WHAT IS ASKED:
Work out how many lines of the listing hold "icon", then state only that count.

[begin RECORDS FOR PROCESSING]

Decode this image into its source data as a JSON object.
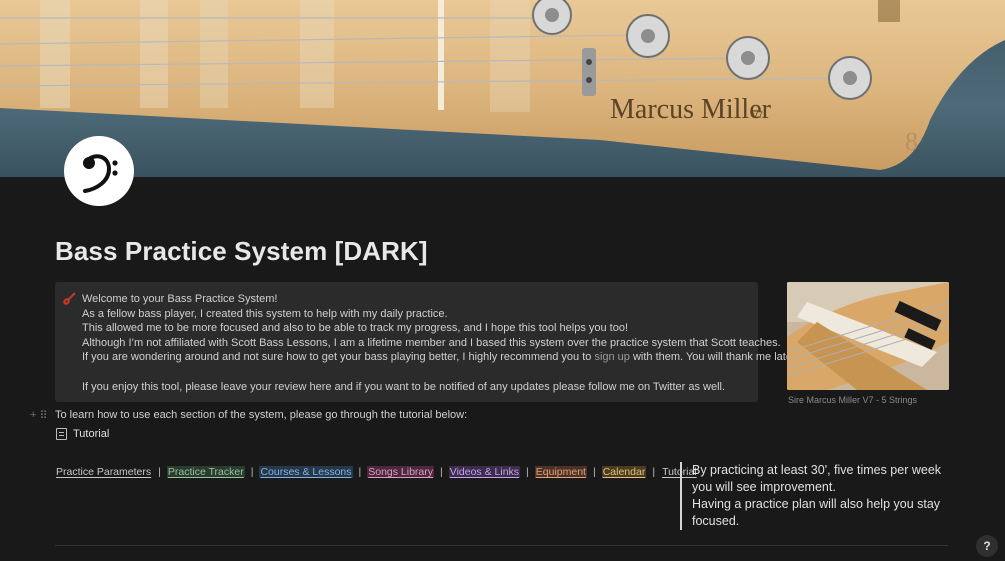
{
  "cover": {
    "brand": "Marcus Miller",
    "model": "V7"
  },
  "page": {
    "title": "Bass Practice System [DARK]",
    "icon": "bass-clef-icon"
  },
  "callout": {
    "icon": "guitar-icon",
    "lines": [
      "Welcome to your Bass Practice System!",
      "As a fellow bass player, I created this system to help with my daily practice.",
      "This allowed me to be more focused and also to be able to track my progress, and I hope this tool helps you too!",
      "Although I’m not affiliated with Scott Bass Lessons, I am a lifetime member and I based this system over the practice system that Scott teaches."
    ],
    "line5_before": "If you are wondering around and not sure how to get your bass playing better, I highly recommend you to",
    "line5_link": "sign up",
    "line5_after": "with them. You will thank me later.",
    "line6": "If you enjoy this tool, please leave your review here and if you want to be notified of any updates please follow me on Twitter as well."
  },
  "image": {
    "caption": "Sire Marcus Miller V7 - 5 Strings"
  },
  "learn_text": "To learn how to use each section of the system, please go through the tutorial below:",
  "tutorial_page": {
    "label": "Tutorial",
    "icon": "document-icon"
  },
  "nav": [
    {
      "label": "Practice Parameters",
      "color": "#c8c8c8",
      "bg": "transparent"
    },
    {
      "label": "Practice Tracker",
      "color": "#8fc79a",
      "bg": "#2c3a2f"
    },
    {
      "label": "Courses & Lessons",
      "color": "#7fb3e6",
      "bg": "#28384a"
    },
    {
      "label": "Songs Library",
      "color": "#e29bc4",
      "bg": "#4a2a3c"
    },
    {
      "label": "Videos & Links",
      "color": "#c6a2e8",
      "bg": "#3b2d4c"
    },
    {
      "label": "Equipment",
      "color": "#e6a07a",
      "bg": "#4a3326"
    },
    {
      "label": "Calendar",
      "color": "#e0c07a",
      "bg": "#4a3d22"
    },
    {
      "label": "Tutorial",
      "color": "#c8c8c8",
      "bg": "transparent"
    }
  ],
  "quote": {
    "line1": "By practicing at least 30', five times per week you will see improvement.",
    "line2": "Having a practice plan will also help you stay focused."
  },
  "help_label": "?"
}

[end RECORDS FOR PROCESSING]

RESPONSE TO THIS EXERCISE:
3